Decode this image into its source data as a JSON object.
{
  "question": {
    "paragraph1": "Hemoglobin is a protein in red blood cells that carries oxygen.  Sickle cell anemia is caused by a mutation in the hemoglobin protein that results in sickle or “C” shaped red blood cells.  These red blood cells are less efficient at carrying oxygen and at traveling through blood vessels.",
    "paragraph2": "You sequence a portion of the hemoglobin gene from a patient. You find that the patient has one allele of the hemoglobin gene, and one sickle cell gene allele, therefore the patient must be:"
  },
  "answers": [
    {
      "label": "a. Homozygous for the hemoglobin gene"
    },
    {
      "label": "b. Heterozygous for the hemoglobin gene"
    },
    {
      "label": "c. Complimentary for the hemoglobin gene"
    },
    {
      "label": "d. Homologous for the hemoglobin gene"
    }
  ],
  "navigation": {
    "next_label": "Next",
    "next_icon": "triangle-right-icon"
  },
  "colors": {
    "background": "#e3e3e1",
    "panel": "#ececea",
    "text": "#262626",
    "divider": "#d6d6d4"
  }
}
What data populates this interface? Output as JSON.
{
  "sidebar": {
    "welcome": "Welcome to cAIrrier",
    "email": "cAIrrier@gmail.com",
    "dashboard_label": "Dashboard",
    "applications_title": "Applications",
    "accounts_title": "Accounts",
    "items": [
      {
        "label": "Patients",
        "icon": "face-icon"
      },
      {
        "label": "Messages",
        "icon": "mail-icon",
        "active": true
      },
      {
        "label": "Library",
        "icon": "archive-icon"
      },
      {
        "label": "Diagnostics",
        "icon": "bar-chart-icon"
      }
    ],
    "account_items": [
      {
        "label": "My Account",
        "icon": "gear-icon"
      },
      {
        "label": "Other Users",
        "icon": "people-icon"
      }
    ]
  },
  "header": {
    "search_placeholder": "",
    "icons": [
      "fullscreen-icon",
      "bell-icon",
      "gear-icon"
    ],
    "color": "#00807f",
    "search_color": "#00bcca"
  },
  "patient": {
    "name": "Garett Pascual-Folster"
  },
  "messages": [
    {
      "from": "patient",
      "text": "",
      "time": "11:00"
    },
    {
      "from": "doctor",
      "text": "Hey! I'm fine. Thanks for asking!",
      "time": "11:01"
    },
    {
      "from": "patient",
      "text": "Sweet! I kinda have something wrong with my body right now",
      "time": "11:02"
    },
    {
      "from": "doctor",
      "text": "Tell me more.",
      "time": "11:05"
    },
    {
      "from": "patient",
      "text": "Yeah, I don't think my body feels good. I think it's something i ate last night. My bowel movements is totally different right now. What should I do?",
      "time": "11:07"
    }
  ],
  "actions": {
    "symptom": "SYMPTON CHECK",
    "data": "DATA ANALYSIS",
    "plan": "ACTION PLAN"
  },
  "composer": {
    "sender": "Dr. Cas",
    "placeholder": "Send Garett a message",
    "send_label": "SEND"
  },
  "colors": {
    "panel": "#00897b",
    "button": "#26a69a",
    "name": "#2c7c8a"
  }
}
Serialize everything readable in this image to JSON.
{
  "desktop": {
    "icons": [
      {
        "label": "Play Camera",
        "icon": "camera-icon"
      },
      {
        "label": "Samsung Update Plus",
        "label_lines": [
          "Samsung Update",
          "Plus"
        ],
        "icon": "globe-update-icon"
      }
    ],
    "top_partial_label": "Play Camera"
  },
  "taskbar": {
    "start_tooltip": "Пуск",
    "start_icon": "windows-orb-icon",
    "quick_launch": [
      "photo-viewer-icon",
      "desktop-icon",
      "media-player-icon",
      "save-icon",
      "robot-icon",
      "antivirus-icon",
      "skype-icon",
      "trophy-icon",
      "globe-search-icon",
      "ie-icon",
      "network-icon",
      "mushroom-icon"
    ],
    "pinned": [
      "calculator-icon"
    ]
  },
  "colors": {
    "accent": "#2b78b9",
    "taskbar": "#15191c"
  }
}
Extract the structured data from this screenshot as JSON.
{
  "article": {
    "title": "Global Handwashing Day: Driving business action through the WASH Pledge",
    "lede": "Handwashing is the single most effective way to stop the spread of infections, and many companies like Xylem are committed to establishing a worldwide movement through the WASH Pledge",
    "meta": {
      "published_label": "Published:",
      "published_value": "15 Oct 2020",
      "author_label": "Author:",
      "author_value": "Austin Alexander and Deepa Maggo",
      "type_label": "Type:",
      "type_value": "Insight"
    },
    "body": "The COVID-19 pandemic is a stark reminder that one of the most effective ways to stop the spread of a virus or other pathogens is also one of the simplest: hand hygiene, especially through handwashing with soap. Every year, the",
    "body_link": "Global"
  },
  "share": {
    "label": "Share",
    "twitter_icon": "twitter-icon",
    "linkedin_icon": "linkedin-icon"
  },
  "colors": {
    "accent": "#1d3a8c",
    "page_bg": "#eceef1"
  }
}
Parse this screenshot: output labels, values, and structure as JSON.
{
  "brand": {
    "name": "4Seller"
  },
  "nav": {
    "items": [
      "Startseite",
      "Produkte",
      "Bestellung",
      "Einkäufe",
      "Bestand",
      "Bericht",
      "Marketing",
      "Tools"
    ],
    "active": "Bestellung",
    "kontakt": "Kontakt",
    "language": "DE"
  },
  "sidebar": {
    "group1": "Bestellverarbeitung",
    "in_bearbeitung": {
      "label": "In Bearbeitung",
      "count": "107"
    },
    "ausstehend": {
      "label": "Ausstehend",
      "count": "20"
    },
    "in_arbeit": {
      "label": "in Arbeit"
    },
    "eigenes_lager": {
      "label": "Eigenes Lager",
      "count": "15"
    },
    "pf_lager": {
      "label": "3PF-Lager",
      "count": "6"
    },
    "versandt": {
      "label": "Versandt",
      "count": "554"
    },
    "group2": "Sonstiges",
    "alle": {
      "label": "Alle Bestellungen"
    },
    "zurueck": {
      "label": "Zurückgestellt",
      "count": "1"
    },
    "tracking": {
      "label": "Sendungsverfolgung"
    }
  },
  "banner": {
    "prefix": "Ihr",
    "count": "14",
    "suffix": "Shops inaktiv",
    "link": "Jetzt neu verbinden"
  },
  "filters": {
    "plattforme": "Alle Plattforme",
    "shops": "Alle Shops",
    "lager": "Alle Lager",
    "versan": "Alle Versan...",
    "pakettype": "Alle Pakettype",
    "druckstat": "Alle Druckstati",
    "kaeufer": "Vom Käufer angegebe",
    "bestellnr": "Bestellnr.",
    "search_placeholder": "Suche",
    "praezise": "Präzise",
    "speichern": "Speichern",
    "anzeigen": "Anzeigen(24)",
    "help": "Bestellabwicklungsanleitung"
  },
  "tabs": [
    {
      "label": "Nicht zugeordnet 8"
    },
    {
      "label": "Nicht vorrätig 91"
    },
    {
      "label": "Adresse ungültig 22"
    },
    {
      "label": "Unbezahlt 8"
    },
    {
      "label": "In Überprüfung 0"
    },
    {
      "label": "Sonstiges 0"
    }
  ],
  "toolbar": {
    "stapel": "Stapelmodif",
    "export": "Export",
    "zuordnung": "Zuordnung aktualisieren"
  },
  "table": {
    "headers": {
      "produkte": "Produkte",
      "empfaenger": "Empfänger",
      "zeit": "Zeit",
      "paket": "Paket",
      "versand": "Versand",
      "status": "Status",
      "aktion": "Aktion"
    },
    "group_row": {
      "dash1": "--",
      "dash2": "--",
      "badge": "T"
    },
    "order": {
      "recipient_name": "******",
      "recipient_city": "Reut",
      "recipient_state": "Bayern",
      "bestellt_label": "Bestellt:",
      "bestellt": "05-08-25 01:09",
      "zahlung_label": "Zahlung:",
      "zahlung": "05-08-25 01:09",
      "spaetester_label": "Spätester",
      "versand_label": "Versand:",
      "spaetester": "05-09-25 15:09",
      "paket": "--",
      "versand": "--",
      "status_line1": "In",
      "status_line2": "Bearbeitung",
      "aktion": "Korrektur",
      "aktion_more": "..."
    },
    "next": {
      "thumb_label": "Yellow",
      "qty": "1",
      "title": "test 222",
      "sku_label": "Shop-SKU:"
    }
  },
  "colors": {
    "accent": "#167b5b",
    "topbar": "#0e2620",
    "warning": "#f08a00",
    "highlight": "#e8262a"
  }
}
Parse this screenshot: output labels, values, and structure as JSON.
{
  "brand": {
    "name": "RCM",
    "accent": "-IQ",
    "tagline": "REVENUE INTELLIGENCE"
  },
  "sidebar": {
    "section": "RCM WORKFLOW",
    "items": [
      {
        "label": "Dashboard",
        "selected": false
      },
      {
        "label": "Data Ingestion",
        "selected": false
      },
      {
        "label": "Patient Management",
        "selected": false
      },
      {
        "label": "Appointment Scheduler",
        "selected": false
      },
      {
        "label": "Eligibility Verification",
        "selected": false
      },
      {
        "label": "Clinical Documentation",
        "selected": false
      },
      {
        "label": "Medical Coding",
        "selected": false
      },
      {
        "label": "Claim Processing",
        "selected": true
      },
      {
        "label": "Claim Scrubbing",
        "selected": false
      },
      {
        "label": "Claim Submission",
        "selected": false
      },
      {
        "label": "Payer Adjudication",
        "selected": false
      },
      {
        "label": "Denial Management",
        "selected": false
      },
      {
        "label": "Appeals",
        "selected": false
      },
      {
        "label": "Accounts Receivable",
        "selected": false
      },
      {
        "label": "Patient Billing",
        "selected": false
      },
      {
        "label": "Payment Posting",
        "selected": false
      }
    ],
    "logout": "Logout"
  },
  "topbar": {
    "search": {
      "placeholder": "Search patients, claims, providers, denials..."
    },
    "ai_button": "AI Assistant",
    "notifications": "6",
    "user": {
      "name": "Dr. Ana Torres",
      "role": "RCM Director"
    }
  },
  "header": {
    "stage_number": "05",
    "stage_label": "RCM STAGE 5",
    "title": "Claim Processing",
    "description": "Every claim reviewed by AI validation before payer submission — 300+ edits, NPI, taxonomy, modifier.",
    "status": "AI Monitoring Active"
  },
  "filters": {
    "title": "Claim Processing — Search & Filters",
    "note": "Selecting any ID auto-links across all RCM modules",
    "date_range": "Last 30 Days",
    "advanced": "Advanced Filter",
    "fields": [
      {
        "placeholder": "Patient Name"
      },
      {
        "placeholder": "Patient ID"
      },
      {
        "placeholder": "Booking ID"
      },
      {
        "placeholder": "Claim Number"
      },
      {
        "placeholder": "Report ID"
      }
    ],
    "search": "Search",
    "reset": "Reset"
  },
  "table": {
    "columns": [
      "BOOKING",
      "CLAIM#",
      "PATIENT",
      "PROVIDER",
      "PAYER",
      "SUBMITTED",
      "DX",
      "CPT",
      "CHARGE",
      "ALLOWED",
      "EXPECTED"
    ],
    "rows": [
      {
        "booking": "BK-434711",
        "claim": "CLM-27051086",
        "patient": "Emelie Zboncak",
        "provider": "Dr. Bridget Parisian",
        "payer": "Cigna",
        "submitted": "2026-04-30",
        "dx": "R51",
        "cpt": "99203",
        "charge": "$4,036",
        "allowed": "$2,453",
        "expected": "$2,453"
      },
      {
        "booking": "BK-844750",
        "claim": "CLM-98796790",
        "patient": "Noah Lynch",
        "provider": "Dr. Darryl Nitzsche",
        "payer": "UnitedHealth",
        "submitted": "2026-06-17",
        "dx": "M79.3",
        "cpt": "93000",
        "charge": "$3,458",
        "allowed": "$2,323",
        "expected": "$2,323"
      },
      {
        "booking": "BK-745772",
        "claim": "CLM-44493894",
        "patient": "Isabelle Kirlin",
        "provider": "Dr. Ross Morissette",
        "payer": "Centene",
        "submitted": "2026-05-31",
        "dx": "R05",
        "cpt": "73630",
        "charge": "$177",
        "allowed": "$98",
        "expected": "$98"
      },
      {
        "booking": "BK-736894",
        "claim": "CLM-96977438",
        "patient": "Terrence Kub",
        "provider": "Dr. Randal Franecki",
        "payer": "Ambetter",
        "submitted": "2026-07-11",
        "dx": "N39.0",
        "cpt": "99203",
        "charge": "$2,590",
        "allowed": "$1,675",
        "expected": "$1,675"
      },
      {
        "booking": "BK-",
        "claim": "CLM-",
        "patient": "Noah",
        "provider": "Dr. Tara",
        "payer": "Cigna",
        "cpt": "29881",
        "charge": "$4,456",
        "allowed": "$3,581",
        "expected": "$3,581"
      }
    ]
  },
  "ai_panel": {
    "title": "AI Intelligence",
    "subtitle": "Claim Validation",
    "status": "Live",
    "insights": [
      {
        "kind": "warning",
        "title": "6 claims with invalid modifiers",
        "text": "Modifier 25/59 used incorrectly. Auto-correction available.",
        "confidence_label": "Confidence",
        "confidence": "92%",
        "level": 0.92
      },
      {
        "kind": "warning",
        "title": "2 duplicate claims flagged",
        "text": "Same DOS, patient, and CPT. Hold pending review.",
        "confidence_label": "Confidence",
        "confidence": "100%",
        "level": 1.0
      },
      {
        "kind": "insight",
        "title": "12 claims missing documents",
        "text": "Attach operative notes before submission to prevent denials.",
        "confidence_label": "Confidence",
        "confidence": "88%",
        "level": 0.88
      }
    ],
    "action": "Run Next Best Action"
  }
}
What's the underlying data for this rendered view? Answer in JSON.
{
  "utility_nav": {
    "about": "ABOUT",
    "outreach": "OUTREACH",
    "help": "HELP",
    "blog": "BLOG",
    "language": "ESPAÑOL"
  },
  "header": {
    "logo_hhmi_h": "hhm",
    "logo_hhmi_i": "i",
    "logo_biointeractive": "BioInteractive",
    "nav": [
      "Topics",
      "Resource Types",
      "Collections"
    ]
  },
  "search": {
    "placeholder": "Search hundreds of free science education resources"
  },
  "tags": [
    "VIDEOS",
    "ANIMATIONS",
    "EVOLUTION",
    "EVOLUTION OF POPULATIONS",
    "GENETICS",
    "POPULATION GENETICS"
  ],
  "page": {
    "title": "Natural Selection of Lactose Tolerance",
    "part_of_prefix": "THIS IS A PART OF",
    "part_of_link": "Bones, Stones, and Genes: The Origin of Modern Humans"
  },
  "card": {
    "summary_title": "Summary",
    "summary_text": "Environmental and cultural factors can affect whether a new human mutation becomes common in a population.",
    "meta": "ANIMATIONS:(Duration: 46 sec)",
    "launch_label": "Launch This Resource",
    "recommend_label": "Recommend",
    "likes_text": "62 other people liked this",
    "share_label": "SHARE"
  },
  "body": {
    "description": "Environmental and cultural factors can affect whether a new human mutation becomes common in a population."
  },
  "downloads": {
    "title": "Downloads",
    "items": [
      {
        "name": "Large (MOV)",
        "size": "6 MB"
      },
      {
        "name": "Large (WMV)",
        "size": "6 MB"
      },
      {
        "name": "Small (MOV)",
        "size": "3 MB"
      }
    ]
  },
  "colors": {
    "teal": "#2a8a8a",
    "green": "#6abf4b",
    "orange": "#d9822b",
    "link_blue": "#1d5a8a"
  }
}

- - - - - - -

To do:
Find and copy each line of the data where "Pledge" is present.

Result of this exercise:
    "title": "Global Handwashing Day: Driving business action through the WASH Pledge",
    "lede": "Handwashing is the single most effective way to stop the spread of infections, and many companies like Xylem are committed to establishing a worldwide movement through the WASH Pledge",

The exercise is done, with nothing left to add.